List each line of the data that holds the string "Direttori", please.

** BEGIN Dataset rows **

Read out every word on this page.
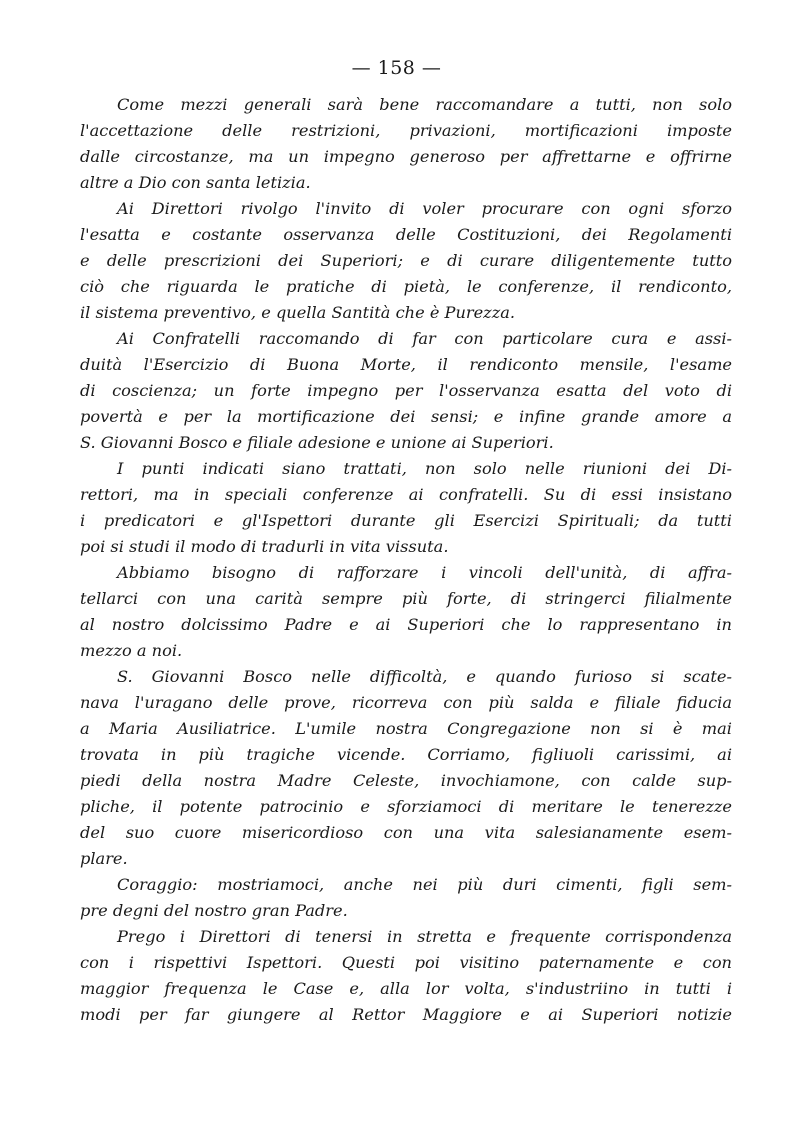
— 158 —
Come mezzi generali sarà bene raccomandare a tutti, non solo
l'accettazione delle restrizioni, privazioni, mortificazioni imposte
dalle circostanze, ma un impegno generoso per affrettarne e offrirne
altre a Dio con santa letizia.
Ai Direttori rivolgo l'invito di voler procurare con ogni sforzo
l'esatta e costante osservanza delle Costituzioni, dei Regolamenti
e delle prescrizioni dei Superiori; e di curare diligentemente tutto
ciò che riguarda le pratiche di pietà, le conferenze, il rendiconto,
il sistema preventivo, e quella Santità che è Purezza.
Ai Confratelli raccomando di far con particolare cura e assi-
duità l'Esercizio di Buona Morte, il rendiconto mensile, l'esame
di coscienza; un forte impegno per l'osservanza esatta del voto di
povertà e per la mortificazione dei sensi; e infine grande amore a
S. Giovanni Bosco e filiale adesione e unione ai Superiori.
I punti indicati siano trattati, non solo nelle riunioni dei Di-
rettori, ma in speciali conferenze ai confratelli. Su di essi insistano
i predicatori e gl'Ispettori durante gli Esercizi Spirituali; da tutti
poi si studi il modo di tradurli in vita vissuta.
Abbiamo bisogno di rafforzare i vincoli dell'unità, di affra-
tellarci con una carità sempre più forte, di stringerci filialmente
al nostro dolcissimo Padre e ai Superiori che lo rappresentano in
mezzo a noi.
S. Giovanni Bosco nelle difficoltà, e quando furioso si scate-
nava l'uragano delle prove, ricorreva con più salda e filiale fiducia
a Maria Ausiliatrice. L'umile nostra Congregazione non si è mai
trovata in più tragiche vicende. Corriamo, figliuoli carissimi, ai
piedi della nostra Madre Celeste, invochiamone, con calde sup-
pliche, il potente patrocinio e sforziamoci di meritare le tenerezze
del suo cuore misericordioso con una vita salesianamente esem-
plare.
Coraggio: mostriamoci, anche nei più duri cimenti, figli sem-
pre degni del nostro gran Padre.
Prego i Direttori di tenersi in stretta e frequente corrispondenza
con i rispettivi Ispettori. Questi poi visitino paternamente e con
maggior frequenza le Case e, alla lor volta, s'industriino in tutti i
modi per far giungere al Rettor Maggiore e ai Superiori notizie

** END Dataset rows **
** BEGIN Dataset rows **

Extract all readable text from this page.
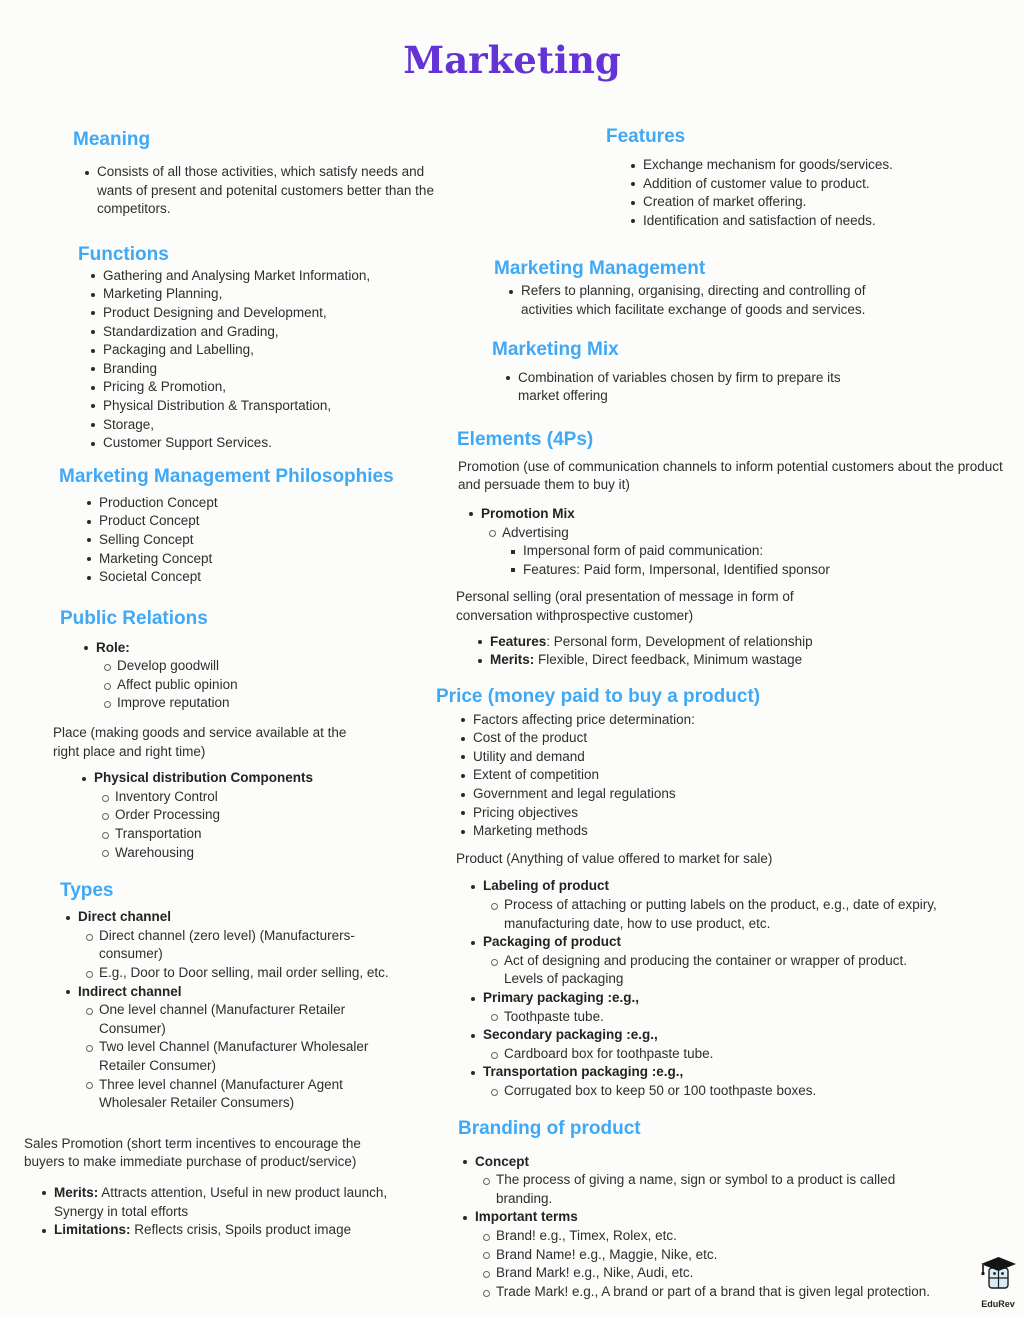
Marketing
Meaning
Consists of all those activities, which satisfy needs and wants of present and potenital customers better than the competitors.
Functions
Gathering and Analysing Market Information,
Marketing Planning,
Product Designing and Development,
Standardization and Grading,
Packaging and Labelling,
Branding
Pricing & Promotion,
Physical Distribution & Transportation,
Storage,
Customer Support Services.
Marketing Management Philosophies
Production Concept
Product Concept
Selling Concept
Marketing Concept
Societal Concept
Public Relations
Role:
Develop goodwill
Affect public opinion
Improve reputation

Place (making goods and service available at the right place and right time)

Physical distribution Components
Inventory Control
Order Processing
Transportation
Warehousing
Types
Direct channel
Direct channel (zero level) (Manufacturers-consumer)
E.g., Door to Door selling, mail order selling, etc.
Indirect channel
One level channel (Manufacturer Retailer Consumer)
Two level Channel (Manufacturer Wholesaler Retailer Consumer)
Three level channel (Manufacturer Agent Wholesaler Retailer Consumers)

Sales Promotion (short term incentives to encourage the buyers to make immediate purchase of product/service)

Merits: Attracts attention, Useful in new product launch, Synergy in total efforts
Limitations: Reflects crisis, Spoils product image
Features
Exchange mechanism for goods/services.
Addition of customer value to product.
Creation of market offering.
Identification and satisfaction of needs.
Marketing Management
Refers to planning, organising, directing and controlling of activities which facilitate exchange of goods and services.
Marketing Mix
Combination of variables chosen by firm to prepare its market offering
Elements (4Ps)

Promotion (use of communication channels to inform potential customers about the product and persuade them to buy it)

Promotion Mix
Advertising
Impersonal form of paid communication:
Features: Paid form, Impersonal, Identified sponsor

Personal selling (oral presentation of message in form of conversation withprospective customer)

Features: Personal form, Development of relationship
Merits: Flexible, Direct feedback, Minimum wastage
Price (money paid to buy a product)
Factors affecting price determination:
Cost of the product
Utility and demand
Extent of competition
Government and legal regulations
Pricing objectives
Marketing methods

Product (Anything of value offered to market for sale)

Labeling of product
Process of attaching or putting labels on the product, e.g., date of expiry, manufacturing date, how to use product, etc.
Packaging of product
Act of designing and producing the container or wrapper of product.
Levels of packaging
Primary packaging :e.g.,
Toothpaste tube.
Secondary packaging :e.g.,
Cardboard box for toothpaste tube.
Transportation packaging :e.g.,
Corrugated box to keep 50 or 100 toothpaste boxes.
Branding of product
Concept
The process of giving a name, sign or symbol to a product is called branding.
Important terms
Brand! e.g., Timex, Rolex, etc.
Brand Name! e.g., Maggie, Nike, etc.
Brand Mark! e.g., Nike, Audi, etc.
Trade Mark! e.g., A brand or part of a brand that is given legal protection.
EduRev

** END Dataset rows **
** BEGIN Dataset rows **

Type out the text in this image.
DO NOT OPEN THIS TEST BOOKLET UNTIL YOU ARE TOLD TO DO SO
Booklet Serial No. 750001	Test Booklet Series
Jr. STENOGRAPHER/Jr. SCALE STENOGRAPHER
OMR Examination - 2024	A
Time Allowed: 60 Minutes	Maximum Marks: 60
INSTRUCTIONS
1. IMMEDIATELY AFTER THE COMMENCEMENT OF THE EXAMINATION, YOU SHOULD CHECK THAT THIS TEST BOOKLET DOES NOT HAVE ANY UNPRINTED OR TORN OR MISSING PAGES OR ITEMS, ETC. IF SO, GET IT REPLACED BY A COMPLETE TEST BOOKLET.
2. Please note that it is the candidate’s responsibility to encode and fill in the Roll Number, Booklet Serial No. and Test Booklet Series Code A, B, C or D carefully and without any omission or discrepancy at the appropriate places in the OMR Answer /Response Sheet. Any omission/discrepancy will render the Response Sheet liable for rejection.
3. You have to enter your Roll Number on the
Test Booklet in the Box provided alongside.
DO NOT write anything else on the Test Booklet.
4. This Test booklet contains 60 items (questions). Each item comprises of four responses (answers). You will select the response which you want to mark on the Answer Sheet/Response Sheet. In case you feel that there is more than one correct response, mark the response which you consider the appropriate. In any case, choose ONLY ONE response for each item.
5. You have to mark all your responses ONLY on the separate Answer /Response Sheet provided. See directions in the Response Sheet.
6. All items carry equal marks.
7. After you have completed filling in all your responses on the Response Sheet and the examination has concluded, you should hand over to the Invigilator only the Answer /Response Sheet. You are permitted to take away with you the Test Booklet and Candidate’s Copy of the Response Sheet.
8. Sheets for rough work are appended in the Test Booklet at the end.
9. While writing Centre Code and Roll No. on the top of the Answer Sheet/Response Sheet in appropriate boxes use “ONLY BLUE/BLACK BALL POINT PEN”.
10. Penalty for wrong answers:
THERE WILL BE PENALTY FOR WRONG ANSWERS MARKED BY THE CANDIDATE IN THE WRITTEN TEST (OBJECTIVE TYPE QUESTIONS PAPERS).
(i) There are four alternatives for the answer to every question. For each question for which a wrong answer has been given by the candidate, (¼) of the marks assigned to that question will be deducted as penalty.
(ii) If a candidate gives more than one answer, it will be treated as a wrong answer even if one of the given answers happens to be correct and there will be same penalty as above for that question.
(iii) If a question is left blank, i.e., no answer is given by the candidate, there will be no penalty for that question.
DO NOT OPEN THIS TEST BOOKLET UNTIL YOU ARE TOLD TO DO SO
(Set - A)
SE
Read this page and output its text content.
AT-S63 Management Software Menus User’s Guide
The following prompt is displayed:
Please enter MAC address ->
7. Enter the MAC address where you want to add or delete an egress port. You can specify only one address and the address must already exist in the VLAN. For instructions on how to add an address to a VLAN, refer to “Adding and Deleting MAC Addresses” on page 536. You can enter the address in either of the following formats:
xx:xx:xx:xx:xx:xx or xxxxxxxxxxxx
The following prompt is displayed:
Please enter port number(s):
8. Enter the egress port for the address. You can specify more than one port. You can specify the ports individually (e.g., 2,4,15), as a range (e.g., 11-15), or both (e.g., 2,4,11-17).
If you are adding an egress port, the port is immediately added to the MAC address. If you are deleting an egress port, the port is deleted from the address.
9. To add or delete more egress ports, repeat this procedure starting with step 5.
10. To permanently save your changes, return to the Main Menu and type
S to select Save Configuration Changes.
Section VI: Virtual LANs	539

** END Dataset rows **

## Response
Ai Direttori rivolgo l'invito di voler procurare con ogni sforzo
Prego i Direttori di tenersi in stretta e frequente corrispondenza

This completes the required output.